#### [INSTRUCTION]
State the number of lines below in which the word "PreService" appears. Nothing else belongs in the answer.

-- START DATA LISTING --

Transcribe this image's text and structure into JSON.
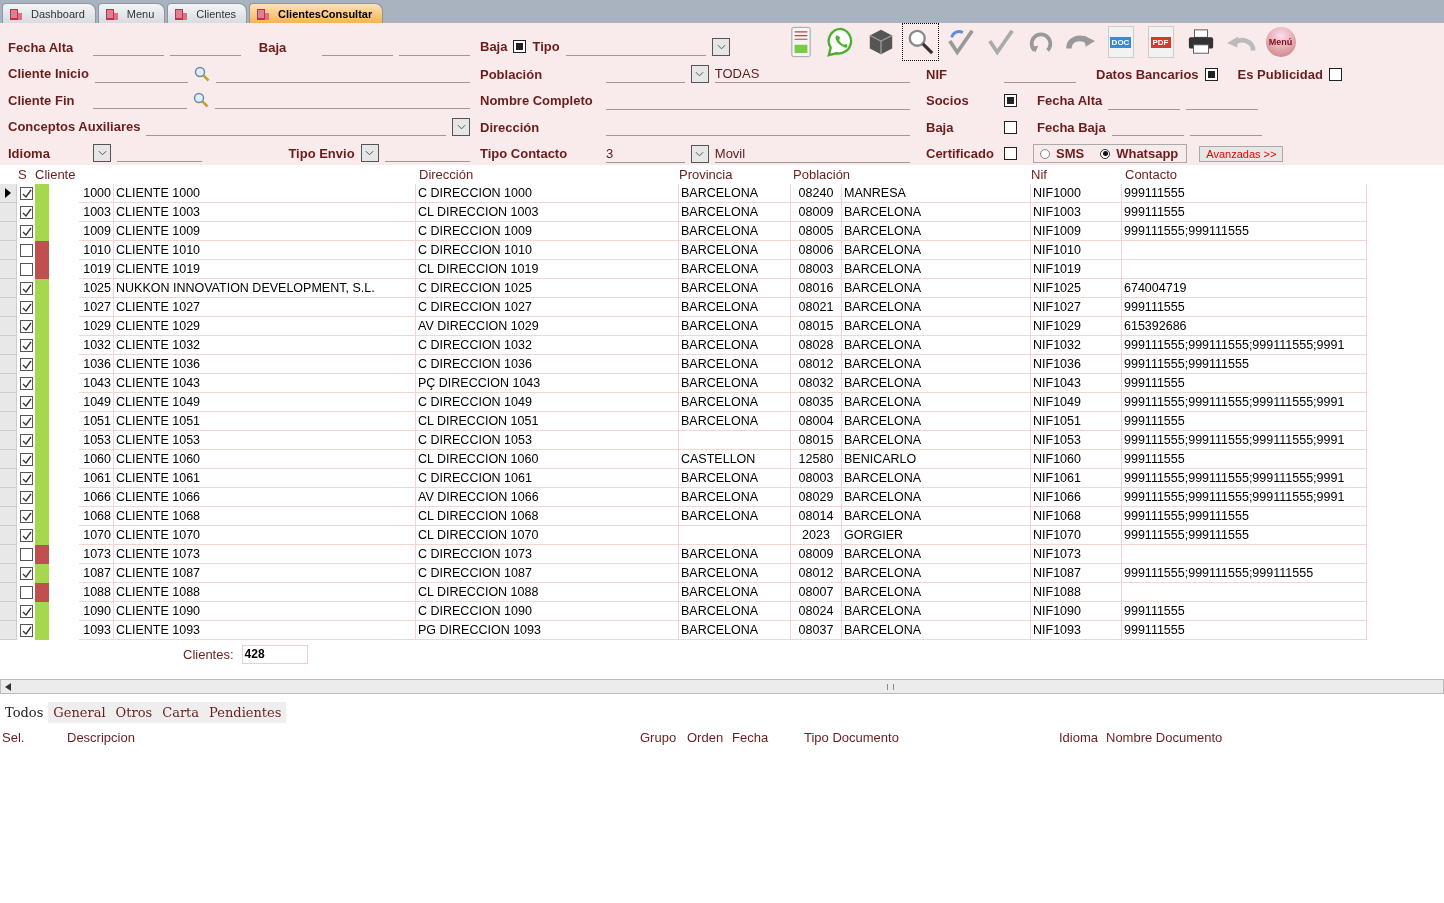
{
  "tabs": [
    {
      "label": "Dashboard",
      "selected": false
    },
    {
      "label": "Menu",
      "selected": false
    },
    {
      "label": "Clientes",
      "selected": false
    },
    {
      "label": "ClientesConsultar",
      "selected": true
    }
  ],
  "filters": {
    "left": [
      [
        {
          "kind": "label",
          "text": "Fecha Alta"
        },
        {
          "kind": "field"
        },
        {
          "kind": "field"
        },
        {
          "kind": "label",
          "text": "Baja"
        },
        {
          "kind": "field"
        },
        {
          "kind": "field"
        }
      ],
      [
        {
          "kind": "label",
          "text": "Cliente Inicio"
        },
        {
          "kind": "field"
        },
        {
          "kind": "search"
        },
        {
          "kind": "longfield"
        }
      ],
      [
        {
          "kind": "label",
          "text": "Cliente Fin"
        },
        {
          "kind": "field"
        },
        {
          "kind": "search"
        },
        {
          "kind": "longfield"
        }
      ],
      [
        {
          "kind": "label",
          "text": "Conceptos Auxiliares"
        },
        {
          "kind": "longfield"
        },
        {
          "kind": "dropdown"
        }
      ],
      [
        {
          "kind": "label",
          "text": "Idioma"
        },
        {
          "kind": "dropdown"
        },
        {
          "kind": "field"
        },
        {
          "kind": "label",
          "text": "Tipo Envio"
        },
        {
          "kind": "dropdown"
        },
        {
          "kind": "field"
        }
      ]
    ],
    "top": [
      {
        "kind": "label",
        "text": "Baja"
      },
      {
        "kind": "checkbox",
        "checked": true
      },
      {
        "kind": "label",
        "text": "Tipo"
      },
      {
        "kind": "longfield"
      },
      {
        "kind": "dropdown"
      }
    ],
    "middle": [
      [
        {
          "kind": "label",
          "text": "Población"
        },
        {
          "kind": "field"
        },
        {
          "kind": "dropdown"
        },
        {
          "kind": "longfield",
          "value": "TODAS"
        }
      ],
      [
        {
          "kind": "label",
          "text": "Nombre Completo"
        },
        {
          "kind": "longfield"
        }
      ],
      [
        {
          "kind": "label",
          "text": "Dirección"
        },
        {
          "kind": "longfield"
        }
      ],
      [
        {
          "kind": "label",
          "text": "Tipo Contacto"
        },
        {
          "kind": "field",
          "value": "3"
        },
        {
          "kind": "dropdown"
        },
        {
          "kind": "longfield",
          "value": "Movil"
        }
      ]
    ],
    "right": [
      [
        {
          "kind": "label",
          "text": "NIF"
        },
        {
          "kind": "field"
        },
        {
          "kind": "label",
          "text": "Datos Bancarios"
        },
        {
          "kind": "checkbox",
          "checked": true
        },
        {
          "kind": "label",
          "text": "Es Publicidad"
        },
        {
          "kind": "checkbox",
          "checked": false
        }
      ],
      [
        {
          "kind": "label",
          "text": "Socios"
        },
        {
          "kind": "checkbox",
          "checked": true
        },
        {
          "kind": "label",
          "text": "Fecha Alta"
        },
        {
          "kind": "field"
        },
        {
          "kind": "field"
        }
      ],
      [
        {
          "kind": "label",
          "text": "Baja"
        },
        {
          "kind": "checkbox",
          "checked": false
        },
        {
          "kind": "label",
          "text": "Fecha Baja"
        },
        {
          "kind": "field"
        },
        {
          "kind": "field"
        }
      ],
      [
        {
          "kind": "label",
          "text": "Certificado"
        },
        {
          "kind": "checkbox",
          "checked": false
        },
        {
          "kind": "radios",
          "options": [
            {
              "label": "SMS",
              "selected": false
            },
            {
              "label": "Whatsapp",
              "selected": true
            }
          ]
        },
        {
          "kind": "button",
          "label": "Avanzadas >>"
        }
      ]
    ]
  },
  "toolbar": [
    {
      "kind": "document",
      "focused": false
    },
    {
      "kind": "chat",
      "focused": false
    },
    {
      "kind": "cube",
      "focused": false
    },
    {
      "kind": "search",
      "focused": true
    },
    {
      "kind": "check-refresh",
      "focused": false
    },
    {
      "kind": "check",
      "focused": false
    },
    {
      "kind": "refresh",
      "focused": false
    },
    {
      "kind": "redo",
      "focused": false
    },
    {
      "kind": "doc",
      "label": "DOC",
      "focused": false
    },
    {
      "kind": "pdf",
      "label": "PDF",
      "focused": false
    },
    {
      "kind": "print",
      "focused": false
    },
    {
      "kind": "undo",
      "focused": false
    },
    {
      "kind": "menu",
      "label": "Menú",
      "focused": false
    }
  ],
  "table": {
    "columns": [
      "S",
      "Cliente",
      "Dirección",
      "Provincia",
      "Población",
      "Nif",
      "Contacto"
    ],
    "rows": [
      {
        "current": true,
        "checked": true,
        "color": "#a5d74f",
        "code": "1000",
        "name": "CLIENTE 1000",
        "address": "C DIRECCION 1000",
        "province": "BARCELONA",
        "zip": "08240",
        "town": "MANRESA",
        "nif": "NIF1000",
        "contact": "999111555"
      },
      {
        "current": false,
        "checked": true,
        "color": "#a5d74f",
        "code": "1003",
        "name": "CLIENTE 1003",
        "address": "CL DIRECCION 1003",
        "province": "BARCELONA",
        "zip": "08009",
        "town": "BARCELONA",
        "nif": "NIF1003",
        "contact": "999111555"
      },
      {
        "current": false,
        "checked": true,
        "color": "#a5d74f",
        "code": "1009",
        "name": "CLIENTE 1009",
        "address": "C DIRECCION 1009",
        "province": "BARCELONA",
        "zip": "08005",
        "town": "BARCELONA",
        "nif": "NIF1009",
        "contact": "999111555;999111555"
      },
      {
        "current": false,
        "checked": false,
        "color": "#c0504d",
        "code": "1010",
        "name": "CLIENTE 1010",
        "address": "C DIRECCION 1010",
        "province": "BARCELONA",
        "zip": "08006",
        "town": "BARCELONA",
        "nif": "NIF1010"
      },
      {
        "current": false,
        "checked": false,
        "color": "#c0504d",
        "code": "1019",
        "name": "CLIENTE 1019",
        "address": "CL DIRECCION 1019",
        "province": "BARCELONA",
        "zip": "08003",
        "town": "BARCELONA",
        "nif": "NIF1019"
      },
      {
        "current": false,
        "checked": true,
        "color": "#a5d74f",
        "code": "1025",
        "name": "NUKKON INNOVATION DEVELOPMENT, S.L.",
        "address": "C DIRECCION 1025",
        "province": "BARCELONA",
        "zip": "08016",
        "town": "BARCELONA",
        "nif": "NIF1025",
        "contact": "674004719"
      },
      {
        "current": false,
        "checked": true,
        "color": "#a5d74f",
        "code": "1027",
        "name": "CLIENTE 1027",
        "address": "C DIRECCION 1027",
        "province": "BARCELONA",
        "zip": "08021",
        "town": "BARCELONA",
        "nif": "NIF1027",
        "contact": "999111555"
      },
      {
        "current": false,
        "checked": true,
        "color": "#a5d74f",
        "code": "1029",
        "name": "CLIENTE 1029",
        "address": "AV DIRECCION 1029",
        "province": "BARCELONA",
        "zip": "08015",
        "town": "BARCELONA",
        "nif": "NIF1029",
        "contact": "615392686"
      },
      {
        "current": false,
        "checked": true,
        "color": "#a5d74f",
        "code": "1032",
        "name": "CLIENTE 1032",
        "address": "C DIRECCION 1032",
        "province": "BARCELONA",
        "zip": "08028",
        "town": "BARCELONA",
        "nif": "NIF1032",
        "contact": "999111555;999111555;999111555;9991"
      },
      {
        "current": false,
        "checked": true,
        "color": "#a5d74f",
        "code": "1036",
        "name": "CLIENTE 1036",
        "address": "C DIRECCION 1036",
        "province": "BARCELONA",
        "zip": "08012",
        "town": "BARCELONA",
        "nif": "NIF1036",
        "contact": "999111555;999111555"
      },
      {
        "current": false,
        "checked": true,
        "color": "#a5d74f",
        "code": "1043",
        "name": "CLIENTE 1043",
        "address": "PÇ DIRECCION 1043",
        "province": "BARCELONA",
        "zip": "08032",
        "town": "BARCELONA",
        "nif": "NIF1043",
        "contact": "999111555"
      },
      {
        "current": false,
        "checked": true,
        "color": "#a5d74f",
        "code": "1049",
        "name": "CLIENTE 1049",
        "address": "C DIRECCION 1049",
        "province": "BARCELONA",
        "zip": "08035",
        "town": "BARCELONA",
        "nif": "NIF1049",
        "contact": "999111555;999111555;999111555;9991"
      },
      {
        "current": false,
        "checked": true,
        "color": "#a5d74f",
        "code": "1051",
        "name": "CLIENTE 1051",
        "address": "CL DIRECCION 1051",
        "province": "BARCELONA",
        "zip": "08004",
        "town": "BARCELONA",
        "nif": "NIF1051",
        "contact": "999111555"
      },
      {
        "current": false,
        "checked": true,
        "color": "#a5d74f",
        "code": "1053",
        "name": "CLIENTE 1053",
        "address": "C DIRECCION 1053",
        "zip": "08015",
        "town": "BARCELONA",
        "nif": "NIF1053",
        "contact": "999111555;999111555;999111555;9991"
      },
      {
        "current": false,
        "checked": true,
        "color": "#a5d74f",
        "code": "1060",
        "name": "CLIENTE 1060",
        "address": "CL DIRECCION 1060",
        "province": "CASTELLON",
        "zip": "12580",
        "town": "BENICARLO",
        "nif": "NIF1060",
        "contact": "999111555"
      },
      {
        "current": false,
        "checked": true,
        "color": "#a5d74f",
        "code": "1061",
        "name": "CLIENTE 1061",
        "address": "C DIRECCION 1061",
        "province": "BARCELONA",
        "zip": "08003",
        "town": "BARCELONA",
        "nif": "NIF1061",
        "contact": "999111555;999111555;999111555;9991"
      },
      {
        "current": false,
        "checked": true,
        "color": "#a5d74f",
        "code": "1066",
        "name": "CLIENTE 1066",
        "address": "AV DIRECCION 1066",
        "province": "BARCELONA",
        "zip": "08029",
        "town": "BARCELONA",
        "nif": "NIF1066",
        "contact": "999111555;999111555;999111555;9991"
      },
      {
        "current": false,
        "checked": true,
        "color": "#a5d74f",
        "code": "1068",
        "name": "CLIENTE 1068",
        "address": "CL DIRECCION 1068",
        "province": "BARCELONA",
        "zip": "08014",
        "town": "BARCELONA",
        "nif": "NIF1068",
        "contact": "999111555;999111555"
      },
      {
        "current": false,
        "checked": true,
        "color": "#a5d74f",
        "code": "1070",
        "name": "CLIENTE 1070",
        "address": "CL DIRECCION 1070",
        "zip": "2023",
        "town": "GORGIER",
        "nif": "NIF1070",
        "contact": "999111555;999111555"
      },
      {
        "current": false,
        "checked": false,
        "color": "#c0504d",
        "code": "1073",
        "name": "CLIENTE 1073",
        "address": "C DIRECCION 1073",
        "province": "BARCELONA",
        "zip": "08009",
        "town": "BARCELONA",
        "nif": "NIF1073"
      },
      {
        "current": false,
        "checked": true,
        "color": "#a5d74f",
        "code": "1087",
        "name": "CLIENTE 1087",
        "address": "C DIRECCION 1087",
        "province": "BARCELONA",
        "zip": "08012",
        "town": "BARCELONA",
        "nif": "NIF1087",
        "contact": "999111555;999111555;999111555"
      },
      {
        "current": false,
        "checked": false,
        "color": "#c0504d",
        "code": "1088",
        "name": "CLIENTE 1088",
        "address": "CL DIRECCION 1088",
        "province": "BARCELONA",
        "zip": "08007",
        "town": "BARCELONA",
        "nif": "NIF1088"
      },
      {
        "current": false,
        "checked": true,
        "color": "#a5d74f",
        "code": "1090",
        "name": "CLIENTE 1090",
        "address": "C DIRECCION 1090",
        "province": "BARCELONA",
        "zip": "08024",
        "town": "BARCELONA",
        "nif": "NIF1090",
        "contact": "999111555"
      },
      {
        "current": false,
        "checked": true,
        "color": "#a5d74f",
        "code": "1093",
        "name": "CLIENTE 1093",
        "address": "PG DIRECCION 1093",
        "province": "BARCELONA",
        "zip": "08037",
        "town": "BARCELONA",
        "nif": "NIF1093",
        "contact": "999111555"
      }
    ]
  },
  "count": {
    "label": "Clientes:",
    "value": "428"
  },
  "doc_tabs": [
    {
      "label": "Todos",
      "selected": true
    },
    {
      "label": "General",
      "selected": false
    },
    {
      "label": "Otros",
      "selected": false
    },
    {
      "label": "Carta",
      "selected": false
    },
    {
      "label": "Pendientes",
      "selected": false
    }
  ],
  "doc_columns": [
    "Sel.",
    "Descripcion",
    "Grupo",
    "Orden",
    "Fecha",
    "Tipo Documento",
    "Idioma",
    "Nombre Documento"
  ]
}
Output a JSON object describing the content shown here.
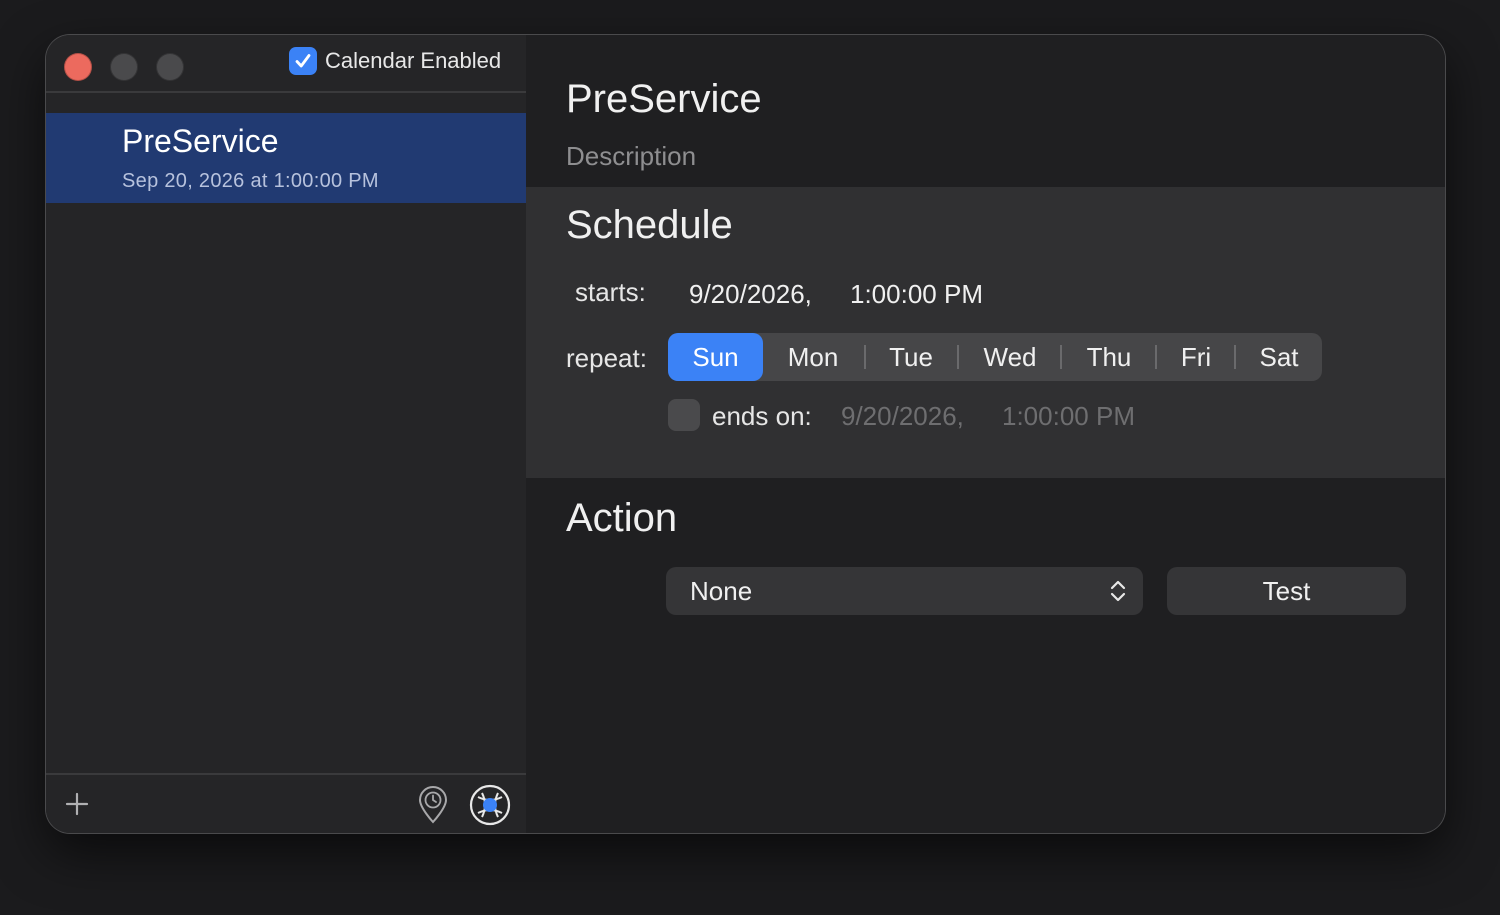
{
  "sidebar": {
    "calendar_enabled_label": "Calendar Enabled",
    "calendar_enabled_checked": true,
    "items": [
      {
        "title": "PreService",
        "subtitle": "Sep 20, 2026 at 1:00:00 PM",
        "selected": true
      }
    ],
    "footer": {
      "add_icon": "plus-icon",
      "location_icon": "location-clock-icon",
      "network_icon": "network-globe-icon"
    }
  },
  "detail": {
    "title": "PreService",
    "description_placeholder": "Description",
    "schedule": {
      "heading": "Schedule",
      "starts_label": "starts:",
      "starts_date": "9/20/2026,",
      "starts_time": "1:00:00 PM",
      "repeat_label": "repeat:",
      "days": [
        "Sun",
        "Mon",
        "Tue",
        "Wed",
        "Thu",
        "Fri",
        "Sat"
      ],
      "selected_day": "Sun",
      "ends_on_label": "ends on:",
      "ends_on_checked": false,
      "ends_date": "9/20/2026,",
      "ends_time": "1:00:00 PM"
    },
    "action": {
      "heading": "Action",
      "selected": "None",
      "test_label": "Test"
    }
  },
  "colors": {
    "accent": "#3b82f6",
    "selection": "#213a72",
    "close": "#ec6a5e"
  }
}
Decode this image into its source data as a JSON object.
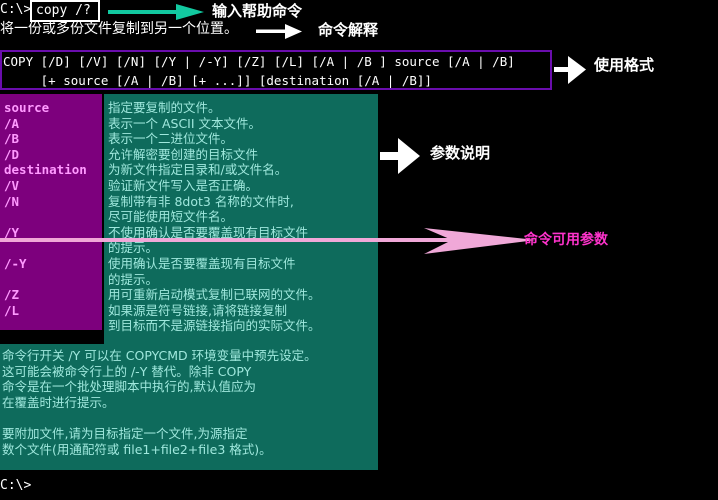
{
  "terminal": {
    "prompt_top": "C:\\>",
    "typed_command": "copy /?",
    "prompt_bottom": "C:\\>",
    "intro_line": "将一份或多份文件复制到另一个位置。",
    "syntax_line_1": "COPY [/D] [/V] [/N] [/Y | /-Y] [/Z] [/L] [/A | /B ] source [/A | /B]",
    "syntax_line_2": "     [+ source [/A | /B] [+ ...]] [destination [/A | /B]]"
  },
  "params_panel": {
    "items": [
      "source",
      "/A",
      "/B",
      "/D",
      "destination",
      "/V",
      "/N",
      "",
      "/Y",
      "",
      "/-Y",
      "",
      "/Z",
      "/L"
    ]
  },
  "desc_panel": {
    "lines": [
      "指定要复制的文件。",
      "表示一个 ASCII 文本文件。",
      "表示一个二进位文件。",
      "允许解密要创建的目标文件",
      "为新文件指定目录和/或文件名。",
      "验证新文件写入是否正确。",
      "复制带有非 8dot3 名称的文件时,",
      "尽可能使用短文件名。",
      "不使用确认是否要覆盖现有目标文件",
      "的提示。",
      "使用确认是否要覆盖现有目标文件",
      "的提示。",
      "用可重新启动模式复制已联网的文件。",
      "如果源是符号链接,请将链接复制",
      "到目标而不是源链接指向的实际文件。"
    ]
  },
  "note_panel": {
    "lines": [
      "命令行开关 /Y 可以在 COPYCMD 环境变量中预先设定。",
      "这可能会被命令行上的 /-Y 替代。除非 COPY",
      "命令是在一个批处理脚本中执行的,默认值应为",
      "在覆盖时进行提示。",
      "",
      "要附加文件,请为目标指定一个文件,为源指定",
      "数个文件(用通配符或 file1+file2+file3 格式)。"
    ]
  },
  "annotations": [
    {
      "id": "input-help-command",
      "label": "输入帮助命令",
      "color": "#ffffff",
      "arrow": "teal-arrow-right"
    },
    {
      "id": "command-explanation",
      "label": "命令解释",
      "color": "#ffffff",
      "arrow": "white-arrow-right"
    },
    {
      "id": "usage-format",
      "label": "使用格式",
      "color": "#ffffff",
      "arrow": "white-arrow-right"
    },
    {
      "id": "parameter-description",
      "label": "参数说明",
      "color": "#ffffff",
      "arrow": "white-arrow-right"
    },
    {
      "id": "available-parameters",
      "label": "命令可用参数",
      "color": "#ff33cc",
      "arrow": "pink-arrow-right"
    }
  ],
  "colors": {
    "background": "#000000",
    "purple_panel": "#7d007d",
    "purple_text": "#ff99ff",
    "teal_panel": "#0e6b5c",
    "teal_text": "#9fe8dd",
    "syntax_border": "#6a0dad",
    "teal_arrow": "#12c9a0",
    "pink_arrow": "#f0a8d8",
    "magenta_label": "#ff33cc"
  }
}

-- END DATA LISTING --

#### [WRITTEN SOLUTION]
2